- Given task -
Do not carry the pictures over; copy every other part of the entries exactly.

- The data -

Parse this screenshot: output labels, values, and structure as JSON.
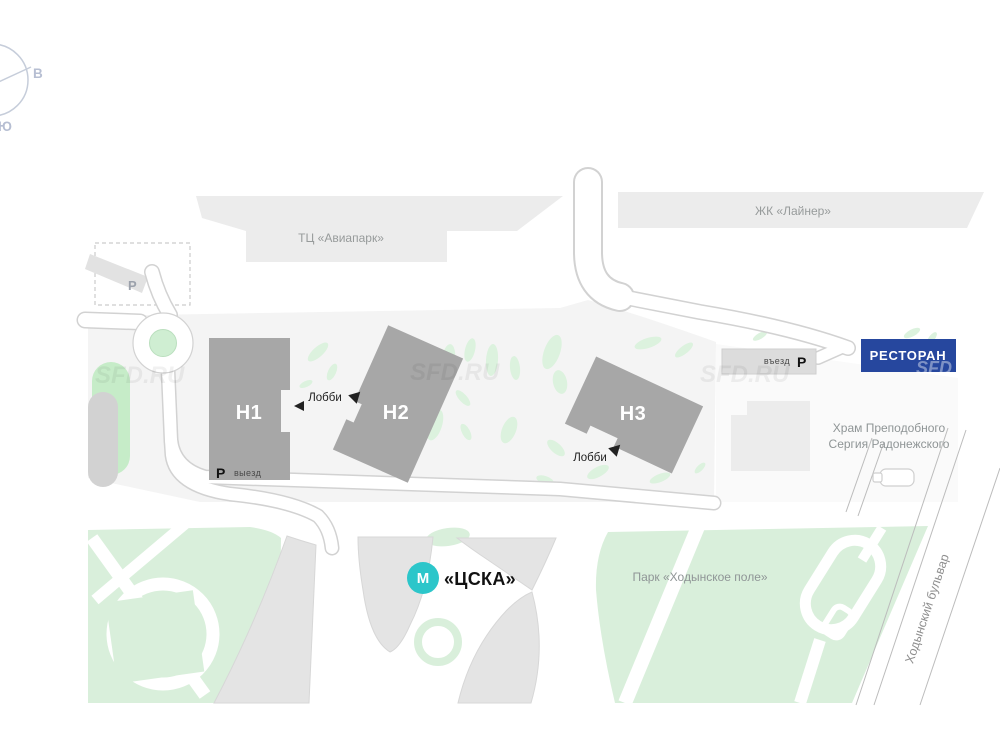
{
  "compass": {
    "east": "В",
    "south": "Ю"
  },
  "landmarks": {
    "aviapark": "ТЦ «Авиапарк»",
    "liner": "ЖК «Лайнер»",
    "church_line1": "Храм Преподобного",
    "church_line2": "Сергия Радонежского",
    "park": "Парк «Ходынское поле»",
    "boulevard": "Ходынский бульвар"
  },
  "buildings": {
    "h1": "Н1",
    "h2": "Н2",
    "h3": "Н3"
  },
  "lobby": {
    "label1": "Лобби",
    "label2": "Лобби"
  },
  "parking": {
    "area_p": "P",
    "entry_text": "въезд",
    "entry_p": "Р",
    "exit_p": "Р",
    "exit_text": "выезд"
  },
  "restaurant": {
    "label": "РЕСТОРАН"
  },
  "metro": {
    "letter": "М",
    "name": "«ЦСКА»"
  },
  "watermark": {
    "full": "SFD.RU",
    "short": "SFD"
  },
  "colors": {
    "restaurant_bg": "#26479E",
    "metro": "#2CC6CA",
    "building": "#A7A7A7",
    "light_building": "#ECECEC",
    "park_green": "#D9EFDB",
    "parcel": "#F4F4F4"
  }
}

- Written solution -
Parse this screenshot: output labels, values, and structure as JSON.
{
  "compass": {
    "east": "В",
    "south": "Ю"
  },
  "landmarks": {
    "aviapark": "ТЦ «Авиапарк»",
    "liner": "ЖК «Лайнер»",
    "church_line1": "Храм Преподобного",
    "church_line2": "Сергия Радонежского",
    "park": "Парк «Ходынское поле»",
    "boulevard": "Ходынский бульвар"
  },
  "buildings": {
    "h1": "Н1",
    "h2": "Н2",
    "h3": "Н3"
  },
  "lobby": {
    "label1": "Лобби",
    "label2": "Лобби"
  },
  "parking": {
    "area_p": "P",
    "entry_text": "въезд",
    "entry_p": "Р",
    "exit_p": "Р",
    "exit_text": "выезд"
  },
  "restaurant": {
    "label": "РЕСТОРАН"
  },
  "metro": {
    "letter": "М",
    "name": "«ЦСКА»"
  },
  "watermark": {
    "full": "SFD.RU",
    "short": "SFD"
  },
  "colors": {
    "restaurant_bg": "#26479E",
    "metro": "#2CC6CA",
    "building": "#A7A7A7",
    "light_building": "#ECECEC",
    "park_green": "#D9EFDB",
    "parcel": "#F4F4F4"
  }
}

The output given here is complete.